> [TASK BRIEF] Reproduce the records below in full and without edits, omitting images.

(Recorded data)
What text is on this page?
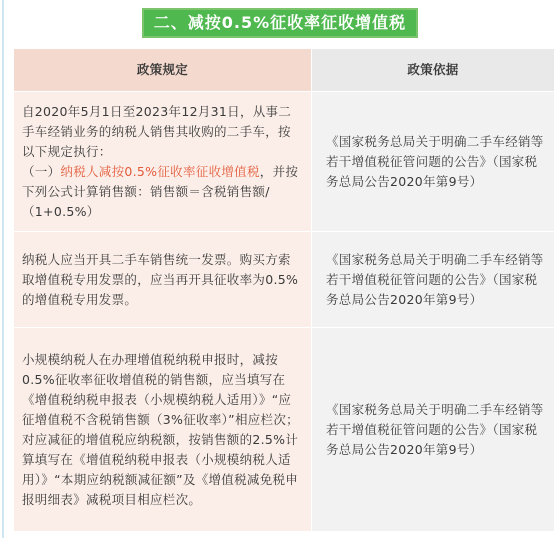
二、减按0.5%征收率征收增值税
政策规定	政策依据

自2020年5月1日至2023年12月31日，从事二手车经销业务的纳税人销售其收购的二手车，按以下规定执行：

（一）纳税人减按0.5%征收率征收增值税，并按下列公式计算销售额：销售额＝含税销售额/（1+0.5%）	《国家税务总局关于明确二手车经销等若干增值税征管问题的公告》（国家税务总局公告2020年第9号）
纳税人应当开具二手车销售统一发票。购买方索取增值税专用发票的，应当再开具征收率为0.5%的增值税专用发票。	《国家税务总局关于明确二手车经销等若干增值税征管问题的公告》（国家税务总局公告2020年第9号）
小规模纳税人在办理增值税纳税申报时，减按0.5%征收率征收增值税的销售额，应当填写在《增值税纳税申报表（小规模纳税人适用）》“应征增值税不含税销售额（3%征收率）”相应栏次；对应减征的增值税应纳税额，按销售额的2.5%计算填写在《增值税纳税申报表（小规模纳税人适用）》“本期应纳税额减征额”及《增值税减免税申报明细表》减税项目相应栏次。	《国家税务总局关于明确二手车经销等若干增值税征管问题的公告》（国家税务总局公告2020年第9号）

> [THE OUTPUT]
What text is on this page?
二、减按0.5%征收率征收增值税
政策规定	政策依据

自2020年5月1日至2023年12月31日，从事二手车经销业务的纳税人销售其收购的二手车，按以下规定执行：

（一）纳税人减按0.5%征收率征收增值税，并按下列公式计算销售额：销售额＝含税销售额/（1+0.5%）	《国家税务总局关于明确二手车经销等若干增值税征管问题的公告》（国家税务总局公告2020年第9号）
纳税人应当开具二手车销售统一发票。购买方索取增值税专用发票的，应当再开具征收率为0.5%的增值税专用发票。	《国家税务总局关于明确二手车经销等若干增值税征管问题的公告》（国家税务总局公告2020年第9号）
小规模纳税人在办理增值税纳税申报时，减按0.5%征收率征收增值税的销售额，应当填写在《增值税纳税申报表（小规模纳税人适用）》“应征增值税不含税销售额（3%征收率）”相应栏次；对应减征的增值税应纳税额，按销售额的2.5%计算填写在《增值税纳税申报表（小规模纳税人适用）》“本期应纳税额减征额”及《增值税减免税申报明细表》减税项目相应栏次。	《国家税务总局关于明确二手车经销等若干增值税征管问题的公告》（国家税务总局公告2020年第9号）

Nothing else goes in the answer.